--- EXERCISE AIM ---
Count the lines in the rows below that contain the string "author", matching case exactly. Reply with the number only.

= = = =

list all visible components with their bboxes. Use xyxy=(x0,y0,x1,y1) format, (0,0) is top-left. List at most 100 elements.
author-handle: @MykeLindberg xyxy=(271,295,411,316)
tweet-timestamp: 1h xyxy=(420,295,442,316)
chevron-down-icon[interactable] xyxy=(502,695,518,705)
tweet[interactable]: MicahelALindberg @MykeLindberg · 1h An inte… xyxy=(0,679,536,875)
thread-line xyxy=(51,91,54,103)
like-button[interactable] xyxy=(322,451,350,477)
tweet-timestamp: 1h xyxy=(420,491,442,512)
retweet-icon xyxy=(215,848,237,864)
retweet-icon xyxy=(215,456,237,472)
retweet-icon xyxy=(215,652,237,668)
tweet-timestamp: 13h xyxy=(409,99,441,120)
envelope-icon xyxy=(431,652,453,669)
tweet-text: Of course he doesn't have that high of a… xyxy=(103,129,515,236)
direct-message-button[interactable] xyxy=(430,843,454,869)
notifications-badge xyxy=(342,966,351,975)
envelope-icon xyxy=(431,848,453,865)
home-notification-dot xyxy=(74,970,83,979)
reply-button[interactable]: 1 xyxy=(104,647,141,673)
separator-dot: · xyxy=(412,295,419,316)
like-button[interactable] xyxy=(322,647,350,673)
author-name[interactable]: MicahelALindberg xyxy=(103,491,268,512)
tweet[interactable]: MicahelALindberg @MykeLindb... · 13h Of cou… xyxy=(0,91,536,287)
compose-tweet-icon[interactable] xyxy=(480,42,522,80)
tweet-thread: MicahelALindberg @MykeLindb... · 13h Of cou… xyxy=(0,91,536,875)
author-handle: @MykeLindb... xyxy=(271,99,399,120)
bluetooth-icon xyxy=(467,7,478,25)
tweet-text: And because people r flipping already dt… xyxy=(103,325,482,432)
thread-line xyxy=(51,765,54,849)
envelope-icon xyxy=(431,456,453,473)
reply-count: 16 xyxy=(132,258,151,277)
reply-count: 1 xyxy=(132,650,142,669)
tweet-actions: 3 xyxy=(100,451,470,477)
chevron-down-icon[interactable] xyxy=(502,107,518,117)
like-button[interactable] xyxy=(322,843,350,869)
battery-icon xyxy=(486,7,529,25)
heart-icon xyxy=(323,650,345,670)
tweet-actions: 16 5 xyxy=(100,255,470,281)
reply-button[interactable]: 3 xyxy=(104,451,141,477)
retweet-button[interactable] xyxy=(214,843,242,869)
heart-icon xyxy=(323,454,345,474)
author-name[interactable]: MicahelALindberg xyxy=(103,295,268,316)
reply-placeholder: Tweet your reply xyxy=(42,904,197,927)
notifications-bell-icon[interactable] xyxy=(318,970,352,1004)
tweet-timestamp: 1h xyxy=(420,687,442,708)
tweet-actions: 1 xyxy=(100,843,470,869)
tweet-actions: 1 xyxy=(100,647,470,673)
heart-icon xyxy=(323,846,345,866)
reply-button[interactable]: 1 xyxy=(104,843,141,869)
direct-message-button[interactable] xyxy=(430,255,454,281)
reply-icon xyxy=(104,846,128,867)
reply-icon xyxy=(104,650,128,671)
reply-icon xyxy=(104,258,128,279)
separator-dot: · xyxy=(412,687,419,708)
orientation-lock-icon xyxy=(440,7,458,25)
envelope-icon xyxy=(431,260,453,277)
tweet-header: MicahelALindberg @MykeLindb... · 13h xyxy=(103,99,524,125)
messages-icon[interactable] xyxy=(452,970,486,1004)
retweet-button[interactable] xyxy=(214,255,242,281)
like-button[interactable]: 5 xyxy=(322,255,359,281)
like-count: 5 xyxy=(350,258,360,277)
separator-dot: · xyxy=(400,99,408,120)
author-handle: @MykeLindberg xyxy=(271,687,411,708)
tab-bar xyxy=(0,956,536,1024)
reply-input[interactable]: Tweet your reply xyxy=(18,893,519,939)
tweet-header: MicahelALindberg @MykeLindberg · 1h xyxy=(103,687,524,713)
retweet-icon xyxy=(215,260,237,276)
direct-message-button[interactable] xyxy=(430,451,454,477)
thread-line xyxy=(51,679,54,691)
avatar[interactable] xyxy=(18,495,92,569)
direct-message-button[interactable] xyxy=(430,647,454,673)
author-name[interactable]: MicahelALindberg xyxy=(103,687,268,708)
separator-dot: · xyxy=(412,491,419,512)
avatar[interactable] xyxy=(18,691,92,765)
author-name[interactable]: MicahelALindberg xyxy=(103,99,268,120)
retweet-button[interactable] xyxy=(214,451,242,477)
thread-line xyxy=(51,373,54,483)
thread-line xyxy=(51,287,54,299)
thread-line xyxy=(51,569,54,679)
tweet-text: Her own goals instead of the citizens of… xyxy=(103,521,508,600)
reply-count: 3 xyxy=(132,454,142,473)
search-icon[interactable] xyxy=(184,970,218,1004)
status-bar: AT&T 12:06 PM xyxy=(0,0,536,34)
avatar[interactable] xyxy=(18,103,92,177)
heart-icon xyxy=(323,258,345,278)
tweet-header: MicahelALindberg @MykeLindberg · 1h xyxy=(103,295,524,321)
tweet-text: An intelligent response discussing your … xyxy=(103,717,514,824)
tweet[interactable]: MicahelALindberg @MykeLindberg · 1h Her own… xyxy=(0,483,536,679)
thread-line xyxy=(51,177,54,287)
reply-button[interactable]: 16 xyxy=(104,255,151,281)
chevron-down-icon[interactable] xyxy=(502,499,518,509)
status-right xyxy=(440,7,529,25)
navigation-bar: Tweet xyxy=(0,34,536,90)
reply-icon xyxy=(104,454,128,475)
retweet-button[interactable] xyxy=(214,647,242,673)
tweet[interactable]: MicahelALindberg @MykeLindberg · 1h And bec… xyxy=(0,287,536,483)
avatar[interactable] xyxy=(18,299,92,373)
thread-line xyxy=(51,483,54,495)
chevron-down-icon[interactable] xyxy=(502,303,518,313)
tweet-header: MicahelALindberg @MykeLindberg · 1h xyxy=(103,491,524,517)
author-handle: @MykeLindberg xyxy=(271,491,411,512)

= = = =

--- SOLUTION FOR THIS EXERCISE ---
8